=== WORK INSTRUCTIONS ===
Repeat every line below exactly as it reads.

[Recorded data]
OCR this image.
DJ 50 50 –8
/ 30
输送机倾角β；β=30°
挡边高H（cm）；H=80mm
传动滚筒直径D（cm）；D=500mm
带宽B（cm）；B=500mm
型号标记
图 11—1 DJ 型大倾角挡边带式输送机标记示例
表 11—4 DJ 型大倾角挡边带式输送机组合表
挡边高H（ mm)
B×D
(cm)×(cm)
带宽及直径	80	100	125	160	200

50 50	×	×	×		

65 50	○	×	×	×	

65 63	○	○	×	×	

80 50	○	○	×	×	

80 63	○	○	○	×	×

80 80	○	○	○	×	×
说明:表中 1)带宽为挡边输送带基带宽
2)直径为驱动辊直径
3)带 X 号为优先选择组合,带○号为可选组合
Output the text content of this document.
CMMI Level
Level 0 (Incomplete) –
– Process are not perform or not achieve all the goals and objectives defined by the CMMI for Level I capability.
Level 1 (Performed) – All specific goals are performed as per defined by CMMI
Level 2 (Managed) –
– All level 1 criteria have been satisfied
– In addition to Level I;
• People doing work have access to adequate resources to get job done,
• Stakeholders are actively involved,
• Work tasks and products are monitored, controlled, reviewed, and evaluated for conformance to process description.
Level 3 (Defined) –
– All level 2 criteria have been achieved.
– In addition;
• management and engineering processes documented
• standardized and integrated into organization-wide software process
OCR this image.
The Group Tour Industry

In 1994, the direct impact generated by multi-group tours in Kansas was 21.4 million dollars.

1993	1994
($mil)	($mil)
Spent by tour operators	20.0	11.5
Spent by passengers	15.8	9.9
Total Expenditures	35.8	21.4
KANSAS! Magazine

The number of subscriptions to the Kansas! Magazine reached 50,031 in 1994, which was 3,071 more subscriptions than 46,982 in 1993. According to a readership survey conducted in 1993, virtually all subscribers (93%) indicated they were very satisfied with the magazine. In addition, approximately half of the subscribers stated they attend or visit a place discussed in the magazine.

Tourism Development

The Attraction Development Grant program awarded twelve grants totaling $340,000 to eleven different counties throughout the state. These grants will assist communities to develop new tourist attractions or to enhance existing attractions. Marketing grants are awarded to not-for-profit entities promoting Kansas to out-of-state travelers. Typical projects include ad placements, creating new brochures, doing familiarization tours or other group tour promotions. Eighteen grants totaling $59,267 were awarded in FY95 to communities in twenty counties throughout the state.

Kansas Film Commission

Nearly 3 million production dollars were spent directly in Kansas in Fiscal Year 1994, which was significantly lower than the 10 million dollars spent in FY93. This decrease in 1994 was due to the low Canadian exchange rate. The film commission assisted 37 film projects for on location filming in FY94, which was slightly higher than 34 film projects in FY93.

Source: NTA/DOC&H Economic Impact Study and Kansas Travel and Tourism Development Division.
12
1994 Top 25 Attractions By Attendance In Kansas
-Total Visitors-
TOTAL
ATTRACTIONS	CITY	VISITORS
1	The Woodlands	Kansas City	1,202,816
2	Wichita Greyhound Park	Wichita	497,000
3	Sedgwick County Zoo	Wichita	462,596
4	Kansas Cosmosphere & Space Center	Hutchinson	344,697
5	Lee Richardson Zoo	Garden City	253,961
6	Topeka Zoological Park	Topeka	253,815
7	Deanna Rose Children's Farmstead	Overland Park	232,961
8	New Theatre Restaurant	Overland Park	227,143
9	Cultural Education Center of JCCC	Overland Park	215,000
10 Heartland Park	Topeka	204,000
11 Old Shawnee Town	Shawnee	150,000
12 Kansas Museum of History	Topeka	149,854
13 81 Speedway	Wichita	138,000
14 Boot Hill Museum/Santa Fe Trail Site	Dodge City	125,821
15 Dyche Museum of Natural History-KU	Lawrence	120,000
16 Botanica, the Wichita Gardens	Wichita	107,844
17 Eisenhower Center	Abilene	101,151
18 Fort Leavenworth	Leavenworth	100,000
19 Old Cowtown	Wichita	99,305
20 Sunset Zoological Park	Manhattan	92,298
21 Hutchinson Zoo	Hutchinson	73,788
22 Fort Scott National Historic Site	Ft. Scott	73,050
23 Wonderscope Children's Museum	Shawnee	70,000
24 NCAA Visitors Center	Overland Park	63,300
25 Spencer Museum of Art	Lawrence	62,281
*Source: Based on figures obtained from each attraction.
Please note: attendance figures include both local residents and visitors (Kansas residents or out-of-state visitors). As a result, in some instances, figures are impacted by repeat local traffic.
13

=== RESULT OF THE TASK ===
OCR this image.
DJ 50 50 –8
/ 30
输送机倾角β；β=30°
挡边高H（cm）；H=80mm
传动滚筒直径D（cm）；D=500mm
带宽B（cm）；B=500mm
型号标记
图 11—1 DJ 型大倾角挡边带式输送机标记示例
表 11—4 DJ 型大倾角挡边带式输送机组合表
挡边高H（ mm)
B×D
(cm)×(cm)
带宽及直径	80	100	125	160	200

50 50	×	×	×		

65 50	○	×	×	×	

65 63	○	○	×	×	

80 50	○	○	×	×	

80 63	○	○	○	×	×

80 80	○	○	○	×	×
说明:表中 1)带宽为挡边输送带基带宽
2)直径为驱动辊直径
3)带 X 号为优先选择组合,带○号为可选组合
Output the text content of this document.
CMMI Level
Level 0 (Incomplete) –
– Process are not perform or not achieve all the goals and objectives defined by the CMMI for Level I capability.
Level 1 (Performed) – All specific goals are performed as per defined by CMMI
Level 2 (Managed) –
– All level 1 criteria have been satisfied
– In addition to Level I;
• People doing work have access to adequate resources to get job done,
• Stakeholders are actively involved,
• Work tasks and products are monitored, controlled, reviewed, and evaluated for conformance to process description.
Level 3 (Defined) –
– All level 2 criteria have been achieved.
– In addition;
• management and engineering processes documented
• standardized and integrated into organization-wide software process
OCR this image.
The Group Tour Industry

In 1994, the direct impact generated by multi-group tours in Kansas was 21.4 million dollars.

1993	1994
($mil)	($mil)
Spent by tour operators	20.0	11.5
Spent by passengers	15.8	9.9
Total Expenditures	35.8	21.4
KANSAS! Magazine

The number of subscriptions to the Kansas! Magazine reached 50,031 in 1994, which was 3,071 more subscriptions than 46,982 in 1993. According to a readership survey conducted in 1993, virtually all subscribers (93%) indicated they were very satisfied with the magazine. In addition, approximately half of the subscribers stated they attend or visit a place discussed in the magazine.

Tourism Development

The Attraction Development Grant program awarded twelve grants totaling $340,000 to eleven different counties throughout the state. These grants will assist communities to develop new tourist attractions or to enhance existing attractions. Marketing grants are awarded to not-for-profit entities promoting Kansas to out-of-state travelers. Typical projects include ad placements, creating new brochures, doing familiarization tours or other group tour promotions. Eighteen grants totaling $59,267 were awarded in FY95 to communities in twenty counties throughout the state.

Kansas Film Commission

Nearly 3 million production dollars were spent directly in Kansas in Fiscal Year 1994, which was significantly lower than the 10 million dollars spent in FY93. This decrease in 1994 was due to the low Canadian exchange rate. The film commission assisted 37 film projects for on location filming in FY94, which was slightly higher than 34 film projects in FY93.

Source: NTA/DOC&H Economic Impact Study and Kansas Travel and Tourism Development Division.
12
1994 Top 25 Attractions By Attendance In Kansas
-Total Visitors-
TOTAL
ATTRACTIONS	CITY	VISITORS
1	The Woodlands	Kansas City	1,202,816
2	Wichita Greyhound Park	Wichita	497,000
3	Sedgwick County Zoo	Wichita	462,596
4	Kansas Cosmosphere & Space Center	Hutchinson	344,697
5	Lee Richardson Zoo	Garden City	253,961
6	Topeka Zoological Park	Topeka	253,815
7	Deanna Rose Children's Farmstead	Overland Park	232,961
8	New Theatre Restaurant	Overland Park	227,143
9	Cultural Education Center of JCCC	Overland Park	215,000
10 Heartland Park	Topeka	204,000
11 Old Shawnee Town	Shawnee	150,000
12 Kansas Museum of History	Topeka	149,854
13 81 Speedway	Wichita	138,000
14 Boot Hill Museum/Santa Fe Trail Site	Dodge City	125,821
15 Dyche Museum of Natural History-KU	Lawrence	120,000
16 Botanica, the Wichita Gardens	Wichita	107,844
17 Eisenhower Center	Abilene	101,151
18 Fort Leavenworth	Leavenworth	100,000
19 Old Cowtown	Wichita	99,305
20 Sunset Zoological Park	Manhattan	92,298
21 Hutchinson Zoo	Hutchinson	73,788
22 Fort Scott National Historic Site	Ft. Scott	73,050
23 Wonderscope Children's Museum	Shawnee	70,000
24 NCAA Visitors Center	Overland Park	63,300
25 Spencer Museum of Art	Lawrence	62,281
*Source: Based on figures obtained from each attraction.
Please note: attendance figures include both local residents and visitors (Kansas residents or out-of-state visitors). As a result, in some instances, figures are impacted by repeat local traffic.
13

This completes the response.